> [SELECTED EXCERPT]:
Currently, waLBerla's timer does not provide accurate timings for CUDA kernels. It only measures the time for launching the CUDA kernel but does not wait until the kernel execution is finished. This MR employs explicit device synchronization for time measurements of CUDA kernels.
Changes in this MR:
- Added CUDA API wrapper functions similar to the MPI wrappers, i.e. when calling
cudaMemcpy
withoutWALBERLA_BUILD_WITH_CUDA=ON
the code will still compile, but the wrapper functioncudaMemcpy
will now give a runtime error if not guarded appropriately withWALBERLA_DEVICE_SECTION
, e.g.
WALBERLA_DEVICE_SECTION() {
cudaMalloc(...);
cudaMemcpy(...);
}
as an alternative to the previous
#if defined(WALBERLA_BUILD_WITH_CUDA)

> [SET OF TASKS]:
#1 Quote the CUDA timing description from "Changes in this" up to and including "#if defined(WALBERLA_BUILD_WITH_CUDA)".
#2 Extend the CUDA timing description, beginning right after its final line.
The records have no connection to the CUDA timing description.

> [STORED RECORDS]:
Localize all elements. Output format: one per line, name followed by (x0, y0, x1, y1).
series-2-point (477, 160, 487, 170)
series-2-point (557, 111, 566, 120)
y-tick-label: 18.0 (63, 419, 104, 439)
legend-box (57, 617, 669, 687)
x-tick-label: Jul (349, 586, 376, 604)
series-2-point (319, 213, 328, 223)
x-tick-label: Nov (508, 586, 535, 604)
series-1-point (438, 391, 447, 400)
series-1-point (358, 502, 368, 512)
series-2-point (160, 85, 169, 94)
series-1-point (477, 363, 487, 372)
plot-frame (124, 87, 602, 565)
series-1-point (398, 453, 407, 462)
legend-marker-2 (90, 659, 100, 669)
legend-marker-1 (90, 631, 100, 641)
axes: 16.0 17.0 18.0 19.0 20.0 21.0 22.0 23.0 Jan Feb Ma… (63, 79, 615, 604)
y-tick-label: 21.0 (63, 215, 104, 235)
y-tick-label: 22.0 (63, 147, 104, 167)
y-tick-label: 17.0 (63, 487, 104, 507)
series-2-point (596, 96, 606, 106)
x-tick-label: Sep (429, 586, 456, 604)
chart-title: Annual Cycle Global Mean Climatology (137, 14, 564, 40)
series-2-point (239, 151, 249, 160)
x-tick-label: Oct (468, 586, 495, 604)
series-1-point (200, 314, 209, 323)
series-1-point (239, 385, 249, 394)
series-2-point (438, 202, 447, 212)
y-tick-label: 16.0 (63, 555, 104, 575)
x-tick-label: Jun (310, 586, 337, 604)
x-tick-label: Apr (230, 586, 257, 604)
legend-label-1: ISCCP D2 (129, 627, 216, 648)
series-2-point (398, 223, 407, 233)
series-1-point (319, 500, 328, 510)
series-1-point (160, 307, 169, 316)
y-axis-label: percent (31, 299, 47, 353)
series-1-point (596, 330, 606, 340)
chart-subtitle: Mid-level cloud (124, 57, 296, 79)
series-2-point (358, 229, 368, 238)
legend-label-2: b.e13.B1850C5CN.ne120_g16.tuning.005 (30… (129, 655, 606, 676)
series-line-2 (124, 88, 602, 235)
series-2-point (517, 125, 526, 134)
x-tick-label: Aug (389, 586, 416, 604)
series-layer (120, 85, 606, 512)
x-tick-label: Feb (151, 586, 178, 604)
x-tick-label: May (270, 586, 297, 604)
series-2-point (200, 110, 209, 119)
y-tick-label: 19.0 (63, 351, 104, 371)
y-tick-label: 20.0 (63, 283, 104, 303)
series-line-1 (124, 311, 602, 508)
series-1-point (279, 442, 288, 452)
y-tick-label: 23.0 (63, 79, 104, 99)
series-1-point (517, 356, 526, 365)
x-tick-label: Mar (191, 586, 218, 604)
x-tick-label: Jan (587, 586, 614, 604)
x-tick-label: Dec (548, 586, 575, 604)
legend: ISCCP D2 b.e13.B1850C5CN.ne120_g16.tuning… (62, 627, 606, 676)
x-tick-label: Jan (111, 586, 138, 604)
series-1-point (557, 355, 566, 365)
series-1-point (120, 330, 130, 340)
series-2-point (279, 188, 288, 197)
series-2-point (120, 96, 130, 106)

> [WRITTEN ANSWERS]:
#1
Changes in this MR:
- Added CUDA API wrapper functions similar to the MPI wrappers, i.e. when calling
cudaMemcpy
withoutWALBERLA_BUILD_WITH_CUDA=ON
the code will still compile, but the wrapper functioncudaMemcpy
will now give a runtime error if not guarded appropriately withWALBERLA_DEVICE_SECTION
, e.g.
WALBERLA_DEVICE_SECTION() {
cudaMalloc(...);
cudaMemcpy(...);
}
as an alternative to the previous
#if defined(WALBERLA_BUILD_WITH_CUDA)

#2
cudaMalloc(...);
cudaMemcpy(...);
#endif
- Synchronize timers with
cudaDeviceSynchronize
when using CUDA. A specialized DeviceSynchronizePolicy was introduced for this purpose. Note that this policy is only meant for measuring individual kernels and can degrade the performance of overlapping kernels. - (Sweep)Timeloops had functions that were only implemented for WcPolicy timers -> Added timing policy as a template argument and exported
DeviceSynchronizeSweepTimeloop
,DeviceSynchronizeTimeloop
, ... class names via "using" directives.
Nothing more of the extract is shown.